Retype the lines of the listing below without changing anything.

· · · · · · ·

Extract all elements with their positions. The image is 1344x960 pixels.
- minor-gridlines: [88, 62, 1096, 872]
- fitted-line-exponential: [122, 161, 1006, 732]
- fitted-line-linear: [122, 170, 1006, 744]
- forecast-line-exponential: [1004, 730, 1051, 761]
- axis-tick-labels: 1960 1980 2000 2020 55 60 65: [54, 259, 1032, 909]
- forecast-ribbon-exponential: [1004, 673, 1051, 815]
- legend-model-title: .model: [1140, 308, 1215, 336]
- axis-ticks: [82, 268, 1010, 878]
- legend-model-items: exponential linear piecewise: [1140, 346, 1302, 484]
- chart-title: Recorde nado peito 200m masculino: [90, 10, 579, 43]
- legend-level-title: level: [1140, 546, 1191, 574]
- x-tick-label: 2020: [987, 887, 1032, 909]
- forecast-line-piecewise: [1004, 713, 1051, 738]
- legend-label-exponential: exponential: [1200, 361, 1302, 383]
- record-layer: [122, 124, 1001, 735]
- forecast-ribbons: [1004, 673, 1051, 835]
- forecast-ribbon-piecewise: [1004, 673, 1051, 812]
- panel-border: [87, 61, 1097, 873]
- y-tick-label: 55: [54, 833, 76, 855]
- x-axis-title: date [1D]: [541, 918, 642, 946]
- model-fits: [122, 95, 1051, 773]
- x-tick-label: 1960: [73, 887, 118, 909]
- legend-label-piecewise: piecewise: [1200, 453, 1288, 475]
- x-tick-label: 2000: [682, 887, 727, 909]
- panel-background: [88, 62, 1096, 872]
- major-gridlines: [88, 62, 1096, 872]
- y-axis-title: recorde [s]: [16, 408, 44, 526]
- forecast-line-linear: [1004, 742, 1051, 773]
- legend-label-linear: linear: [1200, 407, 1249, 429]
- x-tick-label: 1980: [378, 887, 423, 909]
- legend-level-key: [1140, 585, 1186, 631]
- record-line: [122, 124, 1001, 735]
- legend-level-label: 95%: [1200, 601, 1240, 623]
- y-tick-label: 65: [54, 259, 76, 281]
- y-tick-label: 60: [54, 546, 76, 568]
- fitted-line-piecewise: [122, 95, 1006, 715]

· · · · · · ·

Right answer:
Extract all elements with their positions. The image is 1344x960 pixels.
- minor-gridlines: [88, 62, 1096, 872]
- fitted-line-exponential: [122, 161, 1006, 732]
- fitted-line-linear: [122, 170, 1006, 744]
- forecast-line-exponential: [1004, 730, 1051, 761]
- axis-tick-labels: 1960 1980 2000 2020 55 60 65: [54, 259, 1032, 909]
- forecast-ribbon-exponential: [1004, 673, 1051, 815]
- legend-model-title: .model: [1140, 308, 1215, 336]
- axis-ticks: [82, 268, 1010, 878]
- legend-model-items: exponential linear piecewise: [1140, 346, 1302, 484]
- chart-title: Recorde nado peito 200m masculino: [90, 10, 579, 43]
- legend-level-title: level: [1140, 546, 1191, 574]
- x-tick-label: 2020: [987, 887, 1032, 909]
- forecast-line-piecewise: [1004, 713, 1051, 738]
- legend-label-exponential: exponential: [1200, 361, 1302, 383]
- record-layer: [122, 124, 1001, 735]
- forecast-ribbons: [1004, 673, 1051, 835]
- forecast-ribbon-piecewise: [1004, 673, 1051, 812]
- panel-border: [87, 61, 1097, 873]
- y-tick-label: 55: [54, 833, 76, 855]
- x-axis-title: date [1D]: [541, 918, 642, 946]
- model-fits: [122, 95, 1051, 773]
- x-tick-label: 1960: [73, 887, 118, 909]
- legend-label-piecewise: piecewise: [1200, 453, 1288, 475]
- x-tick-label: 2000: [682, 887, 727, 909]
- panel-background: [88, 62, 1096, 872]
- major-gridlines: [88, 62, 1096, 872]
- y-axis-title: recorde [s]: [16, 408, 44, 526]
- forecast-line-linear: [1004, 742, 1051, 773]
- legend-label-linear: linear: [1200, 407, 1249, 429]
- x-tick-label: 1980: [378, 887, 423, 909]
- legend-level-key: [1140, 585, 1186, 631]
- record-line: [122, 124, 1001, 735]
- legend-level-label: 95%: [1200, 601, 1240, 623]
- y-tick-label: 65: [54, 259, 76, 281]
- y-tick-label: 60: [54, 546, 76, 568]
- fitted-line-piecewise: [122, 95, 1006, 715]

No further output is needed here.